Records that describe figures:
——
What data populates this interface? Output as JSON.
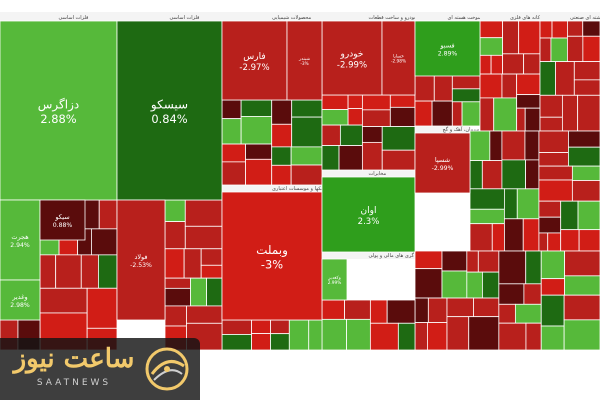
{
  "chart_data": {
    "type": "treemap",
    "colors": {
      "strong_up": "#2f9e1c",
      "up": "#56b93a",
      "dark_up": "#1e6a12",
      "down": "#b8201c",
      "strong_down": "#d11d16",
      "deep_down": "#5a0c0c",
      "sector_bar": "#f4f4f4"
    },
    "sectors": [
      {
        "name": "فلزات اساسی"
      },
      {
        "name": "محصولات شیمیایی"
      },
      {
        "name": "خودرو و ساخت قطعات"
      },
      {
        "name": "فراورده های نفتی، کک و سوخت هسته ای"
      },
      {
        "name": "استخراج کانه های فلزی"
      },
      {
        "name": "شرکتهای چند رشته ای صنعتی"
      },
      {
        "name": "مخابرات"
      },
      {
        "name": "سیمان، آهک و گچ"
      },
      {
        "name": "بانکها و موسسات اعتباری"
      },
      {
        "name": "واسطه گری های مالی و پولی"
      }
    ],
    "tiles": [
      {
        "symbol": "دزاگرس",
        "change": "2.88%",
        "tone": "up"
      },
      {
        "symbol": "سیسکو",
        "change": "0.84%",
        "tone": "dark_up"
      },
      {
        "symbol": "فارس",
        "change": "-2.97%",
        "tone": "down"
      },
      {
        "symbol": "خودرو",
        "change": "-2.99%",
        "tone": "down"
      },
      {
        "symbol": "شبندر",
        "change": "-3%",
        "tone": "down"
      },
      {
        "symbol": "خساپا",
        "change": "-2.98%",
        "tone": "down"
      },
      {
        "symbol": "فسبو",
        "change": "2.89%",
        "tone": "strong_up"
      },
      {
        "symbol": "هجرت",
        "change": "2.94%",
        "tone": "up"
      },
      {
        "symbol": "سیکو",
        "change": "0.88%",
        "tone": "deep_down"
      },
      {
        "symbol": "فولاد",
        "change": "-2.53%",
        "tone": "down"
      },
      {
        "symbol": "وبملت",
        "change": "-3%",
        "tone": "strong_down"
      },
      {
        "symbol": "اوان",
        "change": "2.3%",
        "tone": "strong_up"
      },
      {
        "symbol": "شسپا",
        "change": "-2.99%",
        "tone": "down"
      },
      {
        "symbol": "وکغدیر",
        "change": "2.99%",
        "tone": "up"
      },
      {
        "symbol": "وغدیر",
        "change": "2.98%",
        "tone": "up"
      }
    ]
  },
  "watermark": {
    "title": "ساعت نیوز",
    "subtitle": "SAATNEWS",
    "mark_icon": "clock-swirl-icon"
  }
}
——
Directive:
Copy all the data exactly as written, but skip any picture.

Solved exercise:
What data populates this interface? Output as JSON.
{
  "chart_data": {
    "type": "treemap",
    "colors": {
      "strong_up": "#2f9e1c",
      "up": "#56b93a",
      "dark_up": "#1e6a12",
      "down": "#b8201c",
      "strong_down": "#d11d16",
      "deep_down": "#5a0c0c",
      "sector_bar": "#f4f4f4"
    },
    "sectors": [
      {
        "name": "فلزات اساسی"
      },
      {
        "name": "محصولات شیمیایی"
      },
      {
        "name": "خودرو و ساخت قطعات"
      },
      {
        "name": "فراورده های نفتی، کک و سوخت هسته ای"
      },
      {
        "name": "استخراج کانه های فلزی"
      },
      {
        "name": "شرکتهای چند رشته ای صنعتی"
      },
      {
        "name": "مخابرات"
      },
      {
        "name": "سیمان، آهک و گچ"
      },
      {
        "name": "بانکها و موسسات اعتباری"
      },
      {
        "name": "واسطه گری های مالی و پولی"
      }
    ],
    "tiles": [
      {
        "symbol": "دزاگرس",
        "change": "2.88%",
        "tone": "up"
      },
      {
        "symbol": "سیسکو",
        "change": "0.84%",
        "tone": "dark_up"
      },
      {
        "symbol": "فارس",
        "change": "-2.97%",
        "tone": "down"
      },
      {
        "symbol": "خودرو",
        "change": "-2.99%",
        "tone": "down"
      },
      {
        "symbol": "شبندر",
        "change": "-3%",
        "tone": "down"
      },
      {
        "symbol": "خساپا",
        "change": "-2.98%",
        "tone": "down"
      },
      {
        "symbol": "فسبو",
        "change": "2.89%",
        "tone": "strong_up"
      },
      {
        "symbol": "هجرت",
        "change": "2.94%",
        "tone": "up"
      },
      {
        "symbol": "سیکو",
        "change": "0.88%",
        "tone": "deep_down"
      },
      {
        "symbol": "فولاد",
        "change": "-2.53%",
        "tone": "down"
      },
      {
        "symbol": "وبملت",
        "change": "-3%",
        "tone": "strong_down"
      },
      {
        "symbol": "اوان",
        "change": "2.3%",
        "tone": "strong_up"
      },
      {
        "symbol": "شسپا",
        "change": "-2.99%",
        "tone": "down"
      },
      {
        "symbol": "وکغدیر",
        "change": "2.99%",
        "tone": "up"
      },
      {
        "symbol": "وغدیر",
        "change": "2.98%",
        "tone": "up"
      }
    ]
  },
  "watermark": {
    "title": "ساعت نیوز",
    "subtitle": "SAATNEWS",
    "mark_icon": "clock-swirl-icon"
  }
}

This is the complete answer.